Reproduce the following lines verbatim, without altering any character.

Layout element annotations
--- Start ---

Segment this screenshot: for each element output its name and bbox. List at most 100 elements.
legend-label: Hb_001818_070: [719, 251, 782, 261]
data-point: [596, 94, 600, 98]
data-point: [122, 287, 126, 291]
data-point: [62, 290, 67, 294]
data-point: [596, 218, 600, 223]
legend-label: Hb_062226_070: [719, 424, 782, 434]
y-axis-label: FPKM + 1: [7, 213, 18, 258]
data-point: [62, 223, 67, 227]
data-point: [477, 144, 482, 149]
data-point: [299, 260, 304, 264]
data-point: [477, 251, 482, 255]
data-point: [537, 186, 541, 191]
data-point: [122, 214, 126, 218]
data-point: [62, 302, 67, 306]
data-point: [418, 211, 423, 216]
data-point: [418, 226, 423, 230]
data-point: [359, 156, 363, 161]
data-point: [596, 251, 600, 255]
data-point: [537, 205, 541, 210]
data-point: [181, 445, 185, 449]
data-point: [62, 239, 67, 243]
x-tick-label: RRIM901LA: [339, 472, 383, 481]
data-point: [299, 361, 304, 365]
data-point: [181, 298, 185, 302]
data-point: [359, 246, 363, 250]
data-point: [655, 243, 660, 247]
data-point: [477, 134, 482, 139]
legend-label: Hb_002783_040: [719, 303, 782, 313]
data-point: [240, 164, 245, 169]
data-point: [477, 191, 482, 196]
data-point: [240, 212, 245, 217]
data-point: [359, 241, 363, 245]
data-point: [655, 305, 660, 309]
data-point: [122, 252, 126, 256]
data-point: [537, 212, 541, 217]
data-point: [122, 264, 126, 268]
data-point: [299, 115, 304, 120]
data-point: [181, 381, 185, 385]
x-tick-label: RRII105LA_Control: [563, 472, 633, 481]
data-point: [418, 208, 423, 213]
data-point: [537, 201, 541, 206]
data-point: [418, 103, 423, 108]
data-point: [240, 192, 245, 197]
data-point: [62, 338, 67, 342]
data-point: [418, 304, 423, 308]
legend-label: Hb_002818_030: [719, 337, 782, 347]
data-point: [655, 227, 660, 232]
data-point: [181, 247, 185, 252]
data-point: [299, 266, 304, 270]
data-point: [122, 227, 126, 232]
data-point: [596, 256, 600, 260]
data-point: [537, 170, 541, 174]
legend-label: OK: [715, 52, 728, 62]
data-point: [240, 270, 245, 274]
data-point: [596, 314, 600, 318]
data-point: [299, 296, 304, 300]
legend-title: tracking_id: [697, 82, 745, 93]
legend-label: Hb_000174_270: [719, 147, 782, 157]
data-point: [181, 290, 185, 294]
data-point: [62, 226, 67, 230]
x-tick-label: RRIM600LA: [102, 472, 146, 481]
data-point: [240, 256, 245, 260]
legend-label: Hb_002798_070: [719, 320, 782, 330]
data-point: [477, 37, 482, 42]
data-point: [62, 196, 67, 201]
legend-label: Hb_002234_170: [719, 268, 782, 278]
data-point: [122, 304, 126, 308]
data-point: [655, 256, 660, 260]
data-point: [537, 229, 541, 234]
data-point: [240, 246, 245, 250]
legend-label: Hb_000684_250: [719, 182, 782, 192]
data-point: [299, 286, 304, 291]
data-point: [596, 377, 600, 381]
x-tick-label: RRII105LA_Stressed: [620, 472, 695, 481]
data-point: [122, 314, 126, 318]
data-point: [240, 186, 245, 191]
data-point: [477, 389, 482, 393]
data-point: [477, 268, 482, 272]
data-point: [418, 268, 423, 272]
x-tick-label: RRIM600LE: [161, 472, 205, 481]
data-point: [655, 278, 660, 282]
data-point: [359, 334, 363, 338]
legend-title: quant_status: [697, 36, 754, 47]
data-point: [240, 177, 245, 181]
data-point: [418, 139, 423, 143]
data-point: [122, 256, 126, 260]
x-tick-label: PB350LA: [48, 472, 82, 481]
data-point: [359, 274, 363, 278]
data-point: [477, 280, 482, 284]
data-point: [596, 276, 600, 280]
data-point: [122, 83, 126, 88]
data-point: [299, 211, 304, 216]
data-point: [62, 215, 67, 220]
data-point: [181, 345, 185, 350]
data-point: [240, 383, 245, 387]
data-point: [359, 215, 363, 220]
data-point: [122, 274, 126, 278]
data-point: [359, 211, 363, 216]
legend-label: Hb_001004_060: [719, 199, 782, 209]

--- End ---

● EXERCISE RESULT
Segment this screenshot: for each element output its name and bbox. List at most 100 elements.
legend-label: Hb_001818_070: [719, 251, 782, 261]
data-point: [596, 94, 600, 98]
data-point: [122, 287, 126, 291]
data-point: [62, 290, 67, 294]
data-point: [596, 218, 600, 223]
legend-label: Hb_062226_070: [719, 424, 782, 434]
y-axis-label: FPKM + 1: [7, 213, 18, 258]
data-point: [62, 223, 67, 227]
data-point: [477, 144, 482, 149]
data-point: [299, 260, 304, 264]
data-point: [477, 251, 482, 255]
data-point: [537, 186, 541, 191]
data-point: [122, 214, 126, 218]
data-point: [62, 302, 67, 306]
data-point: [418, 211, 423, 216]
data-point: [418, 226, 423, 230]
data-point: [359, 156, 363, 161]
data-point: [596, 251, 600, 255]
data-point: [537, 205, 541, 210]
data-point: [181, 445, 185, 449]
data-point: [62, 239, 67, 243]
x-tick-label: RRIM901LA: [339, 472, 383, 481]
data-point: [299, 361, 304, 365]
data-point: [181, 298, 185, 302]
data-point: [359, 246, 363, 250]
data-point: [655, 243, 660, 247]
data-point: [477, 134, 482, 139]
legend-label: Hb_002783_040: [719, 303, 782, 313]
data-point: [240, 164, 245, 169]
data-point: [477, 191, 482, 196]
data-point: [240, 212, 245, 217]
data-point: [359, 241, 363, 245]
data-point: [655, 305, 660, 309]
data-point: [122, 252, 126, 256]
data-point: [537, 212, 541, 217]
data-point: [122, 264, 126, 268]
data-point: [299, 115, 304, 120]
data-point: [181, 381, 185, 385]
x-tick-label: RRII105LA_Control: [563, 472, 633, 481]
data-point: [418, 208, 423, 213]
data-point: [537, 201, 541, 206]
data-point: [418, 103, 423, 108]
data-point: [240, 192, 245, 197]
data-point: [62, 338, 67, 342]
data-point: [418, 304, 423, 308]
legend-label: Hb_002818_030: [719, 337, 782, 347]
data-point: [655, 227, 660, 232]
data-point: [181, 247, 185, 252]
data-point: [299, 266, 304, 270]
data-point: [122, 227, 126, 232]
data-point: [596, 256, 600, 260]
data-point: [537, 170, 541, 174]
legend-label: OK: [715, 52, 728, 62]
data-point: [240, 270, 245, 274]
data-point: [596, 314, 600, 318]
data-point: [299, 296, 304, 300]
legend-title: tracking_id: [697, 82, 745, 93]
legend-label: Hb_000174_270: [719, 147, 782, 157]
data-point: [181, 290, 185, 294]
data-point: [62, 226, 67, 230]
x-tick-label: RRIM600LA: [102, 472, 146, 481]
data-point: [240, 256, 245, 260]
legend-label: Hb_002798_070: [719, 320, 782, 330]
data-point: [477, 37, 482, 42]
data-point: [62, 196, 67, 201]
legend-label: Hb_002234_170: [719, 268, 782, 278]
data-point: [122, 304, 126, 308]
data-point: [655, 256, 660, 260]
data-point: [537, 229, 541, 234]
data-point: [240, 246, 245, 250]
legend-label: Hb_000684_250: [719, 182, 782, 192]
data-point: [299, 286, 304, 291]
data-point: [596, 377, 600, 381]
x-tick-label: RRII105LA_Stressed: [620, 472, 695, 481]
data-point: [122, 314, 126, 318]
data-point: [240, 186, 245, 191]
data-point: [477, 389, 482, 393]
data-point: [477, 268, 482, 272]
data-point: [418, 268, 423, 272]
x-tick-label: RRIM600LE: [161, 472, 205, 481]
data-point: [655, 278, 660, 282]
data-point: [359, 334, 363, 338]
legend-title: quant_status: [697, 36, 754, 47]
data-point: [240, 177, 245, 181]
data-point: [418, 139, 423, 143]
data-point: [122, 256, 126, 260]
x-tick-label: PB350LA: [48, 472, 82, 481]
data-point: [359, 274, 363, 278]
data-point: [477, 280, 482, 284]
data-point: [596, 276, 600, 280]
data-point: [122, 83, 126, 88]
data-point: [299, 211, 304, 216]
data-point: [62, 215, 67, 220]
data-point: [181, 345, 185, 350]
data-point: [240, 383, 245, 387]
data-point: [359, 215, 363, 220]
data-point: [122, 274, 126, 278]
data-point: [359, 211, 363, 216]
legend-label: Hb_001004_060: [719, 199, 782, 209]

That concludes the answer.